**TASK INPUT:**
━━━━━━━━━━━━━━━━━━━━

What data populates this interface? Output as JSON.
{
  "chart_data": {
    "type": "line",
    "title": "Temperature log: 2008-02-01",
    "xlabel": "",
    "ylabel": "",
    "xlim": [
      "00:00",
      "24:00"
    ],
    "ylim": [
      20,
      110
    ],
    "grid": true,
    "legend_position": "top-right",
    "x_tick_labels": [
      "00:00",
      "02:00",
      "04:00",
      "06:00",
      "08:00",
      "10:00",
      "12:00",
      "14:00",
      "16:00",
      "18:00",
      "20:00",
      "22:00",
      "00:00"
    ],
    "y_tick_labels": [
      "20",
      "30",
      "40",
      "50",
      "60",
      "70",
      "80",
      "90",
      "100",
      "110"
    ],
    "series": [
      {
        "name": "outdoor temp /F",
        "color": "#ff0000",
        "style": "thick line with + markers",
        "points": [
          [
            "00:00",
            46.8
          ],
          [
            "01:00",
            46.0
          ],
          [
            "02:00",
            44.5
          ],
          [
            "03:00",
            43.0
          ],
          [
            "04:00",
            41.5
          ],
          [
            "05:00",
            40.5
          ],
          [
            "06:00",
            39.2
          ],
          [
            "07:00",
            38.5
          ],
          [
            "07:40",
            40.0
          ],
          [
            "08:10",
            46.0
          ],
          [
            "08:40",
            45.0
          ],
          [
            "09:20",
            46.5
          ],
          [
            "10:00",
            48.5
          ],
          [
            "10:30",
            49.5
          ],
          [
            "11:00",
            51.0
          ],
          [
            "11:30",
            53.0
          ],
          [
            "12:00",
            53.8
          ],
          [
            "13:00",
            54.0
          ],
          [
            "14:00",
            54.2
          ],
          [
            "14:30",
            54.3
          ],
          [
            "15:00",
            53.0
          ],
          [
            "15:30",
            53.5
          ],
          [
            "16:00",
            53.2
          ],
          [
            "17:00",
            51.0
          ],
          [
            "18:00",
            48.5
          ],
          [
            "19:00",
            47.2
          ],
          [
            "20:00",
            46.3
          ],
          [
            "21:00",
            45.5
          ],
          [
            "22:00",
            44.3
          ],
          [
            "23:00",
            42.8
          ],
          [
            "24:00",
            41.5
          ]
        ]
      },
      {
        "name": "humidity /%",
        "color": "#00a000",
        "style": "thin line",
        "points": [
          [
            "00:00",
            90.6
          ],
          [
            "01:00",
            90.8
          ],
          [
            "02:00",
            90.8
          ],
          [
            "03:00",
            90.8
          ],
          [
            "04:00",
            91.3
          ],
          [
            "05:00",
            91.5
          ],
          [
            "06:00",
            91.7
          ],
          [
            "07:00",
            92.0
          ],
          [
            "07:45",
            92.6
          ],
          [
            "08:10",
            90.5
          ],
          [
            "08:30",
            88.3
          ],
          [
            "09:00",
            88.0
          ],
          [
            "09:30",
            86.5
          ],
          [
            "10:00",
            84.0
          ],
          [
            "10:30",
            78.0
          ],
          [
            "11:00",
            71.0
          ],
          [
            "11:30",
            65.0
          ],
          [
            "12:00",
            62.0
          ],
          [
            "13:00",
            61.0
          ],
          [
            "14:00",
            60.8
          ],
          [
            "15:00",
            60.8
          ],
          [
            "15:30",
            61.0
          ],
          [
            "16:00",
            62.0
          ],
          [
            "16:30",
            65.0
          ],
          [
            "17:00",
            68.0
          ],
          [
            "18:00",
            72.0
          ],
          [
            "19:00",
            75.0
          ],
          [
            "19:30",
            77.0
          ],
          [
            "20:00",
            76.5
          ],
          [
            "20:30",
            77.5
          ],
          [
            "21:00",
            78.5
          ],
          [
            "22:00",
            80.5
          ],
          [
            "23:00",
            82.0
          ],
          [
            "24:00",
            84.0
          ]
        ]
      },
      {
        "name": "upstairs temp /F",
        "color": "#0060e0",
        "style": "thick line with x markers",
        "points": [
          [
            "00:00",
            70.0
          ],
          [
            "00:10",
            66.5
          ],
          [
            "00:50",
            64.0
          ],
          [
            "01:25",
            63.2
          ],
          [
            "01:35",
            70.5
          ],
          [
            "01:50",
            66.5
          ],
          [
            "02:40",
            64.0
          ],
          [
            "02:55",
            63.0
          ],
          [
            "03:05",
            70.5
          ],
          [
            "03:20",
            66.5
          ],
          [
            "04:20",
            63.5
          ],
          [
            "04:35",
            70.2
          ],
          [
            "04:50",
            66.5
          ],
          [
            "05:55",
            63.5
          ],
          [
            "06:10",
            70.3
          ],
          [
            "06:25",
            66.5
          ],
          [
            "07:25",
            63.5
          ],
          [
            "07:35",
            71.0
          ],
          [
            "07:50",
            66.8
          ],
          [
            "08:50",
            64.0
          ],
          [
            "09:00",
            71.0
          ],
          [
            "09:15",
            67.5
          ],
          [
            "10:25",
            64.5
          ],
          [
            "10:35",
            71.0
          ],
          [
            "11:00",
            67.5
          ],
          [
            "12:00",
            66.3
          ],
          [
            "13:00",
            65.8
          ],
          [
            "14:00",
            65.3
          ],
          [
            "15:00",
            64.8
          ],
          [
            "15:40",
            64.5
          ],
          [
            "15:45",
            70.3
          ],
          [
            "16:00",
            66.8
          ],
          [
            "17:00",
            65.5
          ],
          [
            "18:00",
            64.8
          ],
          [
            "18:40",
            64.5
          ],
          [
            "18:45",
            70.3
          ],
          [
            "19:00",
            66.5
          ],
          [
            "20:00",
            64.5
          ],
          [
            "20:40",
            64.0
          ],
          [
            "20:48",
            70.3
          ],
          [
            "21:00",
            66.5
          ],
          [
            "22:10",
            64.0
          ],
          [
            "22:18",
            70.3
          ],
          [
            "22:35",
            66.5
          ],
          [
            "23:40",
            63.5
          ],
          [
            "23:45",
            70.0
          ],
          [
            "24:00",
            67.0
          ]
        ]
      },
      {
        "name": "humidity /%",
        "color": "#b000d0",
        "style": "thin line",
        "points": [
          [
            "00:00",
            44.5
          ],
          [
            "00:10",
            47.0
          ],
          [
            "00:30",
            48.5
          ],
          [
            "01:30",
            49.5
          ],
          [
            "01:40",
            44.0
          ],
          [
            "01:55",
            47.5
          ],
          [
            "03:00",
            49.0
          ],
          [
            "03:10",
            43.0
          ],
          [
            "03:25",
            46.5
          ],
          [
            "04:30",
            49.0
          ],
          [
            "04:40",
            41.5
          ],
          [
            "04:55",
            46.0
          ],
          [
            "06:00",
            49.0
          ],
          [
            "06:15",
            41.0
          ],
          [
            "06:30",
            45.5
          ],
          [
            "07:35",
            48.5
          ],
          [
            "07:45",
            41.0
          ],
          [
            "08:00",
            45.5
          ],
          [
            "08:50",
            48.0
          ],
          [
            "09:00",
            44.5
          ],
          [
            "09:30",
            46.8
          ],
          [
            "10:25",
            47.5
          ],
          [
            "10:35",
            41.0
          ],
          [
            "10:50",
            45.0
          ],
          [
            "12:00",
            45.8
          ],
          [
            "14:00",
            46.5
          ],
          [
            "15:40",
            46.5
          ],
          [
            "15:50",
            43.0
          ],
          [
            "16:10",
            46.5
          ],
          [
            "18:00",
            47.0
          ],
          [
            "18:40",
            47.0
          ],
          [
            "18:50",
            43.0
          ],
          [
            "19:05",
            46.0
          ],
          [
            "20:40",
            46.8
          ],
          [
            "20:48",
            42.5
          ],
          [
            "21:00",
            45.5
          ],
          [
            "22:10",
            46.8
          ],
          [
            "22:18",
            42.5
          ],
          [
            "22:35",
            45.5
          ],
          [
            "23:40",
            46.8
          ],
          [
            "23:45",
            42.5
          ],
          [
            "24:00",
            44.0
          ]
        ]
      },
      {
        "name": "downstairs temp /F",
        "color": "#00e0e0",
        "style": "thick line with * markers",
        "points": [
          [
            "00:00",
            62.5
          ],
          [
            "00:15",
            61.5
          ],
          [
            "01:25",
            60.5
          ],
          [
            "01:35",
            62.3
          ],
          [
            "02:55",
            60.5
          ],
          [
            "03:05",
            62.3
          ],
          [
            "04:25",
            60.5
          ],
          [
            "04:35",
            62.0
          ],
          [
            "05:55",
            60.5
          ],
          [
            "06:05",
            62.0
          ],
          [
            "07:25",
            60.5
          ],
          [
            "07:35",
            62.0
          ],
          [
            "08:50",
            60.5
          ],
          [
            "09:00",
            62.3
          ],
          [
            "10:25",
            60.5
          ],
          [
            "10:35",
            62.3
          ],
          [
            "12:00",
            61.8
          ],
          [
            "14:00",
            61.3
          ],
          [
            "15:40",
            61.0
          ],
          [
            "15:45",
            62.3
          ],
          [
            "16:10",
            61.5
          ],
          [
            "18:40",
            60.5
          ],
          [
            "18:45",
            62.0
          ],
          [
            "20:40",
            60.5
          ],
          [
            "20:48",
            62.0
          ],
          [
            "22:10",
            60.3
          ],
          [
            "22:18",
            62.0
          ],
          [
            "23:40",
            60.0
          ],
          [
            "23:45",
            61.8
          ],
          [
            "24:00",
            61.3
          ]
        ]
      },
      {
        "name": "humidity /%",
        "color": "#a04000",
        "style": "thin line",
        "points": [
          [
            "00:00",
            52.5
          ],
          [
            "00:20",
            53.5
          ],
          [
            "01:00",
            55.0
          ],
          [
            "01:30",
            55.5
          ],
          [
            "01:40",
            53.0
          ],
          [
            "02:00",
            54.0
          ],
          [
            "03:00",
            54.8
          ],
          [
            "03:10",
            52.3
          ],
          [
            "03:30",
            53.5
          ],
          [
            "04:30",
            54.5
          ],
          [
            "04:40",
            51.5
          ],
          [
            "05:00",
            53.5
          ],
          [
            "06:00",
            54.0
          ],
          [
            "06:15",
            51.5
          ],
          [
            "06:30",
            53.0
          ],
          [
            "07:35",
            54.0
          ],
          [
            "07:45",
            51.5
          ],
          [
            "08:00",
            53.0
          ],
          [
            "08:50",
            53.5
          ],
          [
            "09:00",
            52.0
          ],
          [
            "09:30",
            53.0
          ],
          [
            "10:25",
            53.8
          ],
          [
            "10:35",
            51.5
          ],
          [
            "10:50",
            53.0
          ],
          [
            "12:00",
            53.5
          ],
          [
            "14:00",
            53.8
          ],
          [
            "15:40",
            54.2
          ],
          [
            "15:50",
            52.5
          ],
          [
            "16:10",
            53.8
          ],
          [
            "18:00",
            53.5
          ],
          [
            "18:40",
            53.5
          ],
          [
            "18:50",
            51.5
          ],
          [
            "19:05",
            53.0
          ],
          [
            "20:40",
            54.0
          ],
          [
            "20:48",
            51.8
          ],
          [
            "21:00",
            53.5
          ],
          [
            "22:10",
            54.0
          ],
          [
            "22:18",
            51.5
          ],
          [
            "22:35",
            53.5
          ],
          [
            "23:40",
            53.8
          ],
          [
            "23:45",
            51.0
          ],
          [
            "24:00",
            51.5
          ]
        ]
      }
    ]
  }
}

━━━━━━━━━━━━━━━━━━━━

**WHAT IS REQUIRED:** State how many lines of the data include the word "color", with nothing else.

**EXERCISE ANSWER:** 6